Kerem Kasidesi Günümüz Türkçesi

1. Beyit

Ey muhit-i keremin katresi ummân-ı kerem
Bâğ-ı cûd ebr-i kefünden tolu bârân-ı kerem

muhit: okyanus, büyük deniz (metinde)
kerem: iyilik, lütuf, ikram, değer
katre: damla
umman: okyanus, büyük deniz
cûd: cömertlik
ebr: bulut
kef: avuç
bârân: yağmur

Günümüz Türkçesi: Ey lütuf deryasının damlası, lütuf ummanı! Cömertlik bağı, senin bulut gibi olan elinden yağan lütuf yağmurlarıyla dolu.

2. Beyit

Matla-ı subh-ı zafer mihr-i zekâ ebr-i hayâ
Felek-i izz ü alâ dâver-i devrânı kerem

matla: doğuş yeri
subh: sabah
mihr: güneş
ebr: bulut
hayâ: utanma, namus
dâver: hükümdar
izz: değer, yücelik
âla: büyüklük, şeref, yükseklik

Günümüz Türkçesi: Zafer sabahının doğacak yeri, zekâ güneşi, hayâ bulutu; yücelik göğü ve lütuf devrinin yüksek hükümdarısın.

3. Beyit

Tâc-bahş-ı ser-i sultân-ı selâtin-i cihân
Zînet-i taht u nigin Hazret-i Sultân-ı kerem

ser: baş
selâtin: sultanlar
zinet (ziynet): süs 
nigin: mühür

Günümüz Türkçesi: Dünyadaki sultanlar sultanının başına taç bağışlayan, tahtın ve mührün süsü olan bir lütuf sultanısın.

4. Beyit

Zıll-ı Hak Şâh Mehemmed ki işiği gökinün
Kemterîn ılduzı olur meh-i tâbân-ı kerem

zıll-ı Hak: Hakk'ın gölgesi
meh: ay
tâbân: parlak
kemterîn: önemsiz, eksik
ılduz: yıldız

Günümüz Türkçesi: 
Şah Mehmet, Hakk'ın gölgesidir; lütfun parlak ayı onun göğe benzeyen yüksek eşiğinin en önemsiz yıldızıdır.

Yapılacak İş:
Kerem kasidesi metninin 4. beytinde Hakk'ın gölgesi olarak anılan kişi kimdir? Yalnızca yukarıdaki metinde yer alan bilgilere dayanınız.

Çıkarılan Bilgiler:
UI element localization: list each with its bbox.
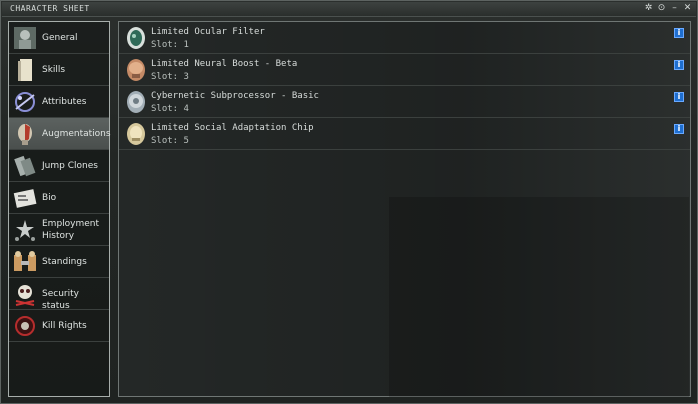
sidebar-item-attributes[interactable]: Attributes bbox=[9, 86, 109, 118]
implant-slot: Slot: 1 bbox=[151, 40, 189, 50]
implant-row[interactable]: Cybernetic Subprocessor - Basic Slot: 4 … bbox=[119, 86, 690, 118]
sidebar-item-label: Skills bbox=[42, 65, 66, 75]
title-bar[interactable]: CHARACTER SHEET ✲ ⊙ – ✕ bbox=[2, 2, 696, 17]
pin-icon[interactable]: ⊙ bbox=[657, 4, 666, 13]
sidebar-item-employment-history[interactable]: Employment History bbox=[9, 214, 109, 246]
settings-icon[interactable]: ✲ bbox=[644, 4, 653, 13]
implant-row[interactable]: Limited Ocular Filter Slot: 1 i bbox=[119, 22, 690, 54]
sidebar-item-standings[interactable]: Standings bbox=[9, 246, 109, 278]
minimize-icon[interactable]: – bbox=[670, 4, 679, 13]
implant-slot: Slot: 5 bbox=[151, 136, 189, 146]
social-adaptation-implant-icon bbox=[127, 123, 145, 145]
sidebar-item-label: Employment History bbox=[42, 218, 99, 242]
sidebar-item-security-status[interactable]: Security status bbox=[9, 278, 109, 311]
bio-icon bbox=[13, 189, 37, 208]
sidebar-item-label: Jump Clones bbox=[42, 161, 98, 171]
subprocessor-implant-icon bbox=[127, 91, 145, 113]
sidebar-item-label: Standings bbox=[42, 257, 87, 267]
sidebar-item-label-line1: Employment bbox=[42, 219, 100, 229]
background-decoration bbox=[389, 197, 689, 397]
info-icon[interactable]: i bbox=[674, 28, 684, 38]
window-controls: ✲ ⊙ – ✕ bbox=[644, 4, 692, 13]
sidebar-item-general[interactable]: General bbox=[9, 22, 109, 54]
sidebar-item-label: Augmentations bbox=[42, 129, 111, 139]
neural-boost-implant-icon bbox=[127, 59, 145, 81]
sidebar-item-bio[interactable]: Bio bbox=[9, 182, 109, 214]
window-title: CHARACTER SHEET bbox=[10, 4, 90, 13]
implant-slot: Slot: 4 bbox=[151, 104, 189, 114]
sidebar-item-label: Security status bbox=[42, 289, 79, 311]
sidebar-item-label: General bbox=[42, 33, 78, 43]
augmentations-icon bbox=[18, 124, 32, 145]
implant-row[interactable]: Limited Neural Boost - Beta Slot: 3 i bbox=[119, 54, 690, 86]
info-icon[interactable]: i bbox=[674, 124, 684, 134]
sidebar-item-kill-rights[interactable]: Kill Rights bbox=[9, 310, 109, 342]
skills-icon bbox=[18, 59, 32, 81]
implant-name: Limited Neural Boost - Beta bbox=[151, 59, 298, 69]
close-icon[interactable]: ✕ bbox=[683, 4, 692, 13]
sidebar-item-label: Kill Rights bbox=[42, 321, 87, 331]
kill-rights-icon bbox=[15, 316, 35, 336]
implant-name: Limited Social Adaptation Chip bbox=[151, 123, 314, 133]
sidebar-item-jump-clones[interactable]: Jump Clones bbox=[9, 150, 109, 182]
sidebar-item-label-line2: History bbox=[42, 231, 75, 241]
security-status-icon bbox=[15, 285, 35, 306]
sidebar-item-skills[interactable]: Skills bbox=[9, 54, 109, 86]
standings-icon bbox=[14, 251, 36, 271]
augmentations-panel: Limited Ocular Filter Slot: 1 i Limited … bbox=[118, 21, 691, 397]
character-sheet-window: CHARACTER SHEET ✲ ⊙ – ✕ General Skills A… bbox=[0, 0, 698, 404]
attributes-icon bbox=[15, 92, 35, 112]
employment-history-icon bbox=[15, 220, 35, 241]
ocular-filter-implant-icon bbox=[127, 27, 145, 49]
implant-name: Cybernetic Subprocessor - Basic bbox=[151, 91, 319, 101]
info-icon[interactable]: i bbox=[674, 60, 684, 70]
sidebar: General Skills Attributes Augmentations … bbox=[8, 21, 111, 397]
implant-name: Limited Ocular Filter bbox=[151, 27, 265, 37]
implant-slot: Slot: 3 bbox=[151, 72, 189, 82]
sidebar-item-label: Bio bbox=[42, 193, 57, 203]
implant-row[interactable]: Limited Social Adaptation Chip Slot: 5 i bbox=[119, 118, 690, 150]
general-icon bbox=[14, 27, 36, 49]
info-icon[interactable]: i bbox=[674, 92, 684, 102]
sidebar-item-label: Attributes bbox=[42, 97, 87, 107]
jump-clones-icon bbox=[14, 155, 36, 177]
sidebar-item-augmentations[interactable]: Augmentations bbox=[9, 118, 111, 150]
--
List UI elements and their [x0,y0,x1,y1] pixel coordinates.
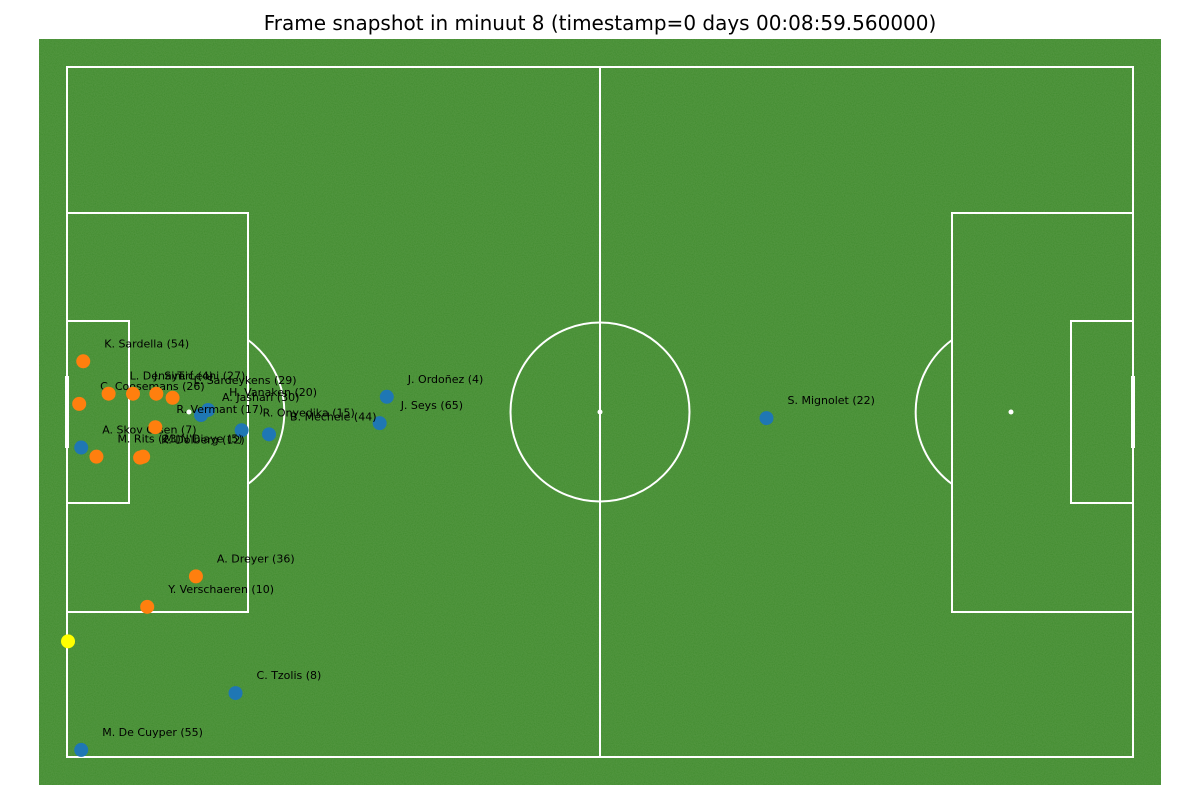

Alıştırma Sonucu:
Şah Mehmet.